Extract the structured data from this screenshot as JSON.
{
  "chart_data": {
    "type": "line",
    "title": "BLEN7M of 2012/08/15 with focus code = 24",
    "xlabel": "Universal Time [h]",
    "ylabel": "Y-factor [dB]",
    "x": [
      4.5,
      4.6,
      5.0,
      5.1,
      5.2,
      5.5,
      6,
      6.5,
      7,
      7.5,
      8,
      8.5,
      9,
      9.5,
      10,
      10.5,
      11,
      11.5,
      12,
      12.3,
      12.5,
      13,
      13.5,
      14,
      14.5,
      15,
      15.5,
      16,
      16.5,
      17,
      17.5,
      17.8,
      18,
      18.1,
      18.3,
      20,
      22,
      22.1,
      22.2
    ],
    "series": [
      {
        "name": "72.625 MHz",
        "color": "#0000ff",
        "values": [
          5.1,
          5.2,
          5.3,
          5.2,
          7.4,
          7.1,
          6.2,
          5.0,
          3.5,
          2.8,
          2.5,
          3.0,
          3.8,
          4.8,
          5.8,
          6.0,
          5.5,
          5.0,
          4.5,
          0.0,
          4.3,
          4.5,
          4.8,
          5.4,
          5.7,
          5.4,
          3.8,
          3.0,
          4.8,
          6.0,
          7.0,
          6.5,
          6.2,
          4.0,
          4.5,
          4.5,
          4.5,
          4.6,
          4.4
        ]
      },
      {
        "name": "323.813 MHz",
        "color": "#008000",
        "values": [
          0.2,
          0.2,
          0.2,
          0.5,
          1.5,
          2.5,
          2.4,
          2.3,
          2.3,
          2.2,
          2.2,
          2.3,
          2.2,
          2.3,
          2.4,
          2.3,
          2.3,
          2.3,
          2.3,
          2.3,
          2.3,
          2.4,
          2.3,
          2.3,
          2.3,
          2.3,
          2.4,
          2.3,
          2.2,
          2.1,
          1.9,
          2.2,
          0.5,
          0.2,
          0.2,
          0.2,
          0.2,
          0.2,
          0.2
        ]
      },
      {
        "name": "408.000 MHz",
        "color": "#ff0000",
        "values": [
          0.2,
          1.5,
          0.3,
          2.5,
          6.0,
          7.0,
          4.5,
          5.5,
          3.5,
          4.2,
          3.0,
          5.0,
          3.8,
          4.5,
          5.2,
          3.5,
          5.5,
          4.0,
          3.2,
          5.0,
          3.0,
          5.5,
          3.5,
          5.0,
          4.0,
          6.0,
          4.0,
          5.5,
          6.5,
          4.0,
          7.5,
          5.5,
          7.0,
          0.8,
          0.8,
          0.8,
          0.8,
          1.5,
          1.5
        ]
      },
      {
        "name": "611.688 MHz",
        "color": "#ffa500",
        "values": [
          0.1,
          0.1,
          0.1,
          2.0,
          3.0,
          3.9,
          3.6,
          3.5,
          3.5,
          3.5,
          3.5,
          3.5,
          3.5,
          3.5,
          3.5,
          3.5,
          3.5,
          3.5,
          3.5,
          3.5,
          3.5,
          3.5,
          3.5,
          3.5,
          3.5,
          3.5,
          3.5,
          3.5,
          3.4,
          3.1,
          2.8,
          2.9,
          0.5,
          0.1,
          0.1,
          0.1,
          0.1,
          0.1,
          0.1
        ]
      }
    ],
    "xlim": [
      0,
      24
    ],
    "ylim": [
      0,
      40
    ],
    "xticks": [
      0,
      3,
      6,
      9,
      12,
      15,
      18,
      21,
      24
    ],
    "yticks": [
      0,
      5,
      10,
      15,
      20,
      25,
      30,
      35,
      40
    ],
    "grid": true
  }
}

* Directions
Repeat the preceding lines exactly, please, every one of them.

* Result for this exercise
Extract the structured data from this screenshot as JSON.
{
  "chart_data": {
    "type": "line",
    "title": "BLEN7M of 2012/08/15 with focus code = 24",
    "xlabel": "Universal Time [h]",
    "ylabel": "Y-factor [dB]",
    "x": [
      4.5,
      4.6,
      5.0,
      5.1,
      5.2,
      5.5,
      6,
      6.5,
      7,
      7.5,
      8,
      8.5,
      9,
      9.5,
      10,
      10.5,
      11,
      11.5,
      12,
      12.3,
      12.5,
      13,
      13.5,
      14,
      14.5,
      15,
      15.5,
      16,
      16.5,
      17,
      17.5,
      17.8,
      18,
      18.1,
      18.3,
      20,
      22,
      22.1,
      22.2
    ],
    "series": [
      {
        "name": "72.625 MHz",
        "color": "#0000ff",
        "values": [
          5.1,
          5.2,
          5.3,
          5.2,
          7.4,
          7.1,
          6.2,
          5.0,
          3.5,
          2.8,
          2.5,
          3.0,
          3.8,
          4.8,
          5.8,
          6.0,
          5.5,
          5.0,
          4.5,
          0.0,
          4.3,
          4.5,
          4.8,
          5.4,
          5.7,
          5.4,
          3.8,
          3.0,
          4.8,
          6.0,
          7.0,
          6.5,
          6.2,
          4.0,
          4.5,
          4.5,
          4.5,
          4.6,
          4.4
        ]
      },
      {
        "name": "323.813 MHz",
        "color": "#008000",
        "values": [
          0.2,
          0.2,
          0.2,
          0.5,
          1.5,
          2.5,
          2.4,
          2.3,
          2.3,
          2.2,
          2.2,
          2.3,
          2.2,
          2.3,
          2.4,
          2.3,
          2.3,
          2.3,
          2.3,
          2.3,
          2.3,
          2.4,
          2.3,
          2.3,
          2.3,
          2.3,
          2.4,
          2.3,
          2.2,
          2.1,
          1.9,
          2.2,
          0.5,
          0.2,
          0.2,
          0.2,
          0.2,
          0.2,
          0.2
        ]
      },
      {
        "name": "408.000 MHz",
        "color": "#ff0000",
        "values": [
          0.2,
          1.5,
          0.3,
          2.5,
          6.0,
          7.0,
          4.5,
          5.5,
          3.5,
          4.2,
          3.0,
          5.0,
          3.8,
          4.5,
          5.2,
          3.5,
          5.5,
          4.0,
          3.2,
          5.0,
          3.0,
          5.5,
          3.5,
          5.0,
          4.0,
          6.0,
          4.0,
          5.5,
          6.5,
          4.0,
          7.5,
          5.5,
          7.0,
          0.8,
          0.8,
          0.8,
          0.8,
          1.5,
          1.5
        ]
      },
      {
        "name": "611.688 MHz",
        "color": "#ffa500",
        "values": [
          0.1,
          0.1,
          0.1,
          2.0,
          3.0,
          3.9,
          3.6,
          3.5,
          3.5,
          3.5,
          3.5,
          3.5,
          3.5,
          3.5,
          3.5,
          3.5,
          3.5,
          3.5,
          3.5,
          3.5,
          3.5,
          3.5,
          3.5,
          3.5,
          3.5,
          3.5,
          3.5,
          3.5,
          3.4,
          3.1,
          2.8,
          2.9,
          0.5,
          0.1,
          0.1,
          0.1,
          0.1,
          0.1,
          0.1
        ]
      }
    ],
    "xlim": [
      0,
      24
    ],
    "ylim": [
      0,
      40
    ],
    "xticks": [
      0,
      3,
      6,
      9,
      12,
      15,
      18,
      21,
      24
    ],
    "yticks": [
      0,
      5,
      10,
      15,
      20,
      25,
      30,
      35,
      40
    ],
    "grid": true
  }
}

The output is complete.